- [The problem] Can you reproduce the data beneath, keeping every line exact?

- [Exercise inputs]
***

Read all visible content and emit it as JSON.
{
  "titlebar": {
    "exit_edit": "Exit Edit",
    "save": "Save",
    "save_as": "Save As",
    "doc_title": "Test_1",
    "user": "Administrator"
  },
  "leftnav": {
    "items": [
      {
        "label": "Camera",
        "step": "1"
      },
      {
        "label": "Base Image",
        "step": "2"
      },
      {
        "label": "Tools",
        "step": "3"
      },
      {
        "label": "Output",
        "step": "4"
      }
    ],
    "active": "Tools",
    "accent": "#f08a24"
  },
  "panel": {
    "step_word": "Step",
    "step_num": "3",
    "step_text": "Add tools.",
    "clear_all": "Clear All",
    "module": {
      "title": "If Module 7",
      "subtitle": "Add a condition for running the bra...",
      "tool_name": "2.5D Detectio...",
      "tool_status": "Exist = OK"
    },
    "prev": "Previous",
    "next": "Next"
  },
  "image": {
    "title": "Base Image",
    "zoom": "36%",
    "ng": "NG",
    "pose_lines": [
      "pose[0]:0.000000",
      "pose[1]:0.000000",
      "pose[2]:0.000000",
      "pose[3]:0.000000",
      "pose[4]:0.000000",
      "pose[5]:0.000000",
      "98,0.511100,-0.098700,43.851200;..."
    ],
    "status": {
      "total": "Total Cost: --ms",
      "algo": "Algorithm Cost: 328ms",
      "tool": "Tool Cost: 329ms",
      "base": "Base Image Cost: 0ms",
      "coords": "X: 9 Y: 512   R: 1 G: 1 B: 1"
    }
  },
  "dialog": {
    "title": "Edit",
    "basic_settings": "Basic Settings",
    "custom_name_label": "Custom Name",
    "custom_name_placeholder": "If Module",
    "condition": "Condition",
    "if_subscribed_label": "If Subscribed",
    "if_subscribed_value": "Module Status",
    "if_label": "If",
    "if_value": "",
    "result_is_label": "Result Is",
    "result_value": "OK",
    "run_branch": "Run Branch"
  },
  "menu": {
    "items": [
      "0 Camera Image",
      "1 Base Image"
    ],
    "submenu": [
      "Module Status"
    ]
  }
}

***

- [Result of the exercise]
Read all visible content and emit it as JSON.
{
  "titlebar": {
    "exit_edit": "Exit Edit",
    "save": "Save",
    "save_as": "Save As",
    "doc_title": "Test_1",
    "user": "Administrator"
  },
  "leftnav": {
    "items": [
      {
        "label": "Camera",
        "step": "1"
      },
      {
        "label": "Base Image",
        "step": "2"
      },
      {
        "label": "Tools",
        "step": "3"
      },
      {
        "label": "Output",
        "step": "4"
      }
    ],
    "active": "Tools",
    "accent": "#f08a24"
  },
  "panel": {
    "step_word": "Step",
    "step_num": "3",
    "step_text": "Add tools.",
    "clear_all": "Clear All",
    "module": {
      "title": "If Module 7",
      "subtitle": "Add a condition for running the bra...",
      "tool_name": "2.5D Detectio...",
      "tool_status": "Exist = OK"
    },
    "prev": "Previous",
    "next": "Next"
  },
  "image": {
    "title": "Base Image",
    "zoom": "36%",
    "ng": "NG",
    "pose_lines": [
      "pose[0]:0.000000",
      "pose[1]:0.000000",
      "pose[2]:0.000000",
      "pose[3]:0.000000",
      "pose[4]:0.000000",
      "pose[5]:0.000000",
      "98,0.511100,-0.098700,43.851200;..."
    ],
    "status": {
      "total": "Total Cost: --ms",
      "algo": "Algorithm Cost: 328ms",
      "tool": "Tool Cost: 329ms",
      "base": "Base Image Cost: 0ms",
      "coords": "X: 9 Y: 512   R: 1 G: 1 B: 1"
    }
  },
  "dialog": {
    "title": "Edit",
    "basic_settings": "Basic Settings",
    "custom_name_label": "Custom Name",
    "custom_name_placeholder": "If Module",
    "condition": "Condition",
    "if_subscribed_label": "If Subscribed",
    "if_subscribed_value": "Module Status",
    "if_label": "If",
    "if_value": "",
    "result_is_label": "Result Is",
    "result_value": "OK",
    "run_branch": "Run Branch"
  },
  "menu": {
    "items": [
      "0 Camera Image",
      "1 Base Image"
    ],
    "submenu": [
      "Module Status"
    ]
  }
}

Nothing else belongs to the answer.